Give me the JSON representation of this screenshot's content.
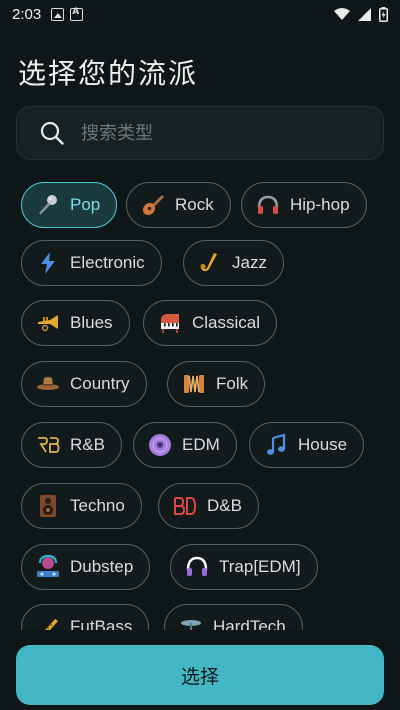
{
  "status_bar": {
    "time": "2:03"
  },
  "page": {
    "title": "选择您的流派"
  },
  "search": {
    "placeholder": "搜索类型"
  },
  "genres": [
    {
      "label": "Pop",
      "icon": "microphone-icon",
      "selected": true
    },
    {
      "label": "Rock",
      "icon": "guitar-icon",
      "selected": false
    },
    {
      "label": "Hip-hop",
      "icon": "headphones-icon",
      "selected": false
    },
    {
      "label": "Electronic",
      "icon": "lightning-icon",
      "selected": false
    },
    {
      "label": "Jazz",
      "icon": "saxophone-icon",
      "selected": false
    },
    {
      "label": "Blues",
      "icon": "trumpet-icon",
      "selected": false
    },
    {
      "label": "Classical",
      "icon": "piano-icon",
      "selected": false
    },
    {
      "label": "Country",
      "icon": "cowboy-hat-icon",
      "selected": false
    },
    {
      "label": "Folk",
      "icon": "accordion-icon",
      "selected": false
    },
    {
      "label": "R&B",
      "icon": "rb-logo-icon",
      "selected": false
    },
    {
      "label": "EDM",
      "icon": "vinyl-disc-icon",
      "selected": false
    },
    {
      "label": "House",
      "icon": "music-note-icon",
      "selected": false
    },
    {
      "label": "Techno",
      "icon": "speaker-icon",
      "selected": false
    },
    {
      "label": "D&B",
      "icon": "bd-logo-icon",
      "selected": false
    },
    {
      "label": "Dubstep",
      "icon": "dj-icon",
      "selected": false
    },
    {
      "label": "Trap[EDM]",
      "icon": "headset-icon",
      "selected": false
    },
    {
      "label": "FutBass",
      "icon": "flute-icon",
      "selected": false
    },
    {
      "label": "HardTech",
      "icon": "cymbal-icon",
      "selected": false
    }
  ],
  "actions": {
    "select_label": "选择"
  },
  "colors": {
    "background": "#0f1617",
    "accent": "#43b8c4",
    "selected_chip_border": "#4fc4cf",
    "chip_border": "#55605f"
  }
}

----------------

Transcribe the listing in full. Omit the pictures and keep every line exact.

Give me the JSON representation of this screenshot's content.
{
  "status_bar": {
    "time": "2:03"
  },
  "page": {
    "title": "选择您的流派"
  },
  "search": {
    "placeholder": "搜索类型"
  },
  "genres": [
    {
      "label": "Pop",
      "icon": "microphone-icon",
      "selected": true
    },
    {
      "label": "Rock",
      "icon": "guitar-icon",
      "selected": false
    },
    {
      "label": "Hip-hop",
      "icon": "headphones-icon",
      "selected": false
    },
    {
      "label": "Electronic",
      "icon": "lightning-icon",
      "selected": false
    },
    {
      "label": "Jazz",
      "icon": "saxophone-icon",
      "selected": false
    },
    {
      "label": "Blues",
      "icon": "trumpet-icon",
      "selected": false
    },
    {
      "label": "Classical",
      "icon": "piano-icon",
      "selected": false
    },
    {
      "label": "Country",
      "icon": "cowboy-hat-icon",
      "selected": false
    },
    {
      "label": "Folk",
      "icon": "accordion-icon",
      "selected": false
    },
    {
      "label": "R&B",
      "icon": "rb-logo-icon",
      "selected": false
    },
    {
      "label": "EDM",
      "icon": "vinyl-disc-icon",
      "selected": false
    },
    {
      "label": "House",
      "icon": "music-note-icon",
      "selected": false
    },
    {
      "label": "Techno",
      "icon": "speaker-icon",
      "selected": false
    },
    {
      "label": "D&B",
      "icon": "bd-logo-icon",
      "selected": false
    },
    {
      "label": "Dubstep",
      "icon": "dj-icon",
      "selected": false
    },
    {
      "label": "Trap[EDM]",
      "icon": "headset-icon",
      "selected": false
    },
    {
      "label": "FutBass",
      "icon": "flute-icon",
      "selected": false
    },
    {
      "label": "HardTech",
      "icon": "cymbal-icon",
      "selected": false
    }
  ],
  "actions": {
    "select_label": "选择"
  },
  "colors": {
    "background": "#0f1617",
    "accent": "#43b8c4",
    "selected_chip_border": "#4fc4cf",
    "chip_border": "#55605f"
  }
}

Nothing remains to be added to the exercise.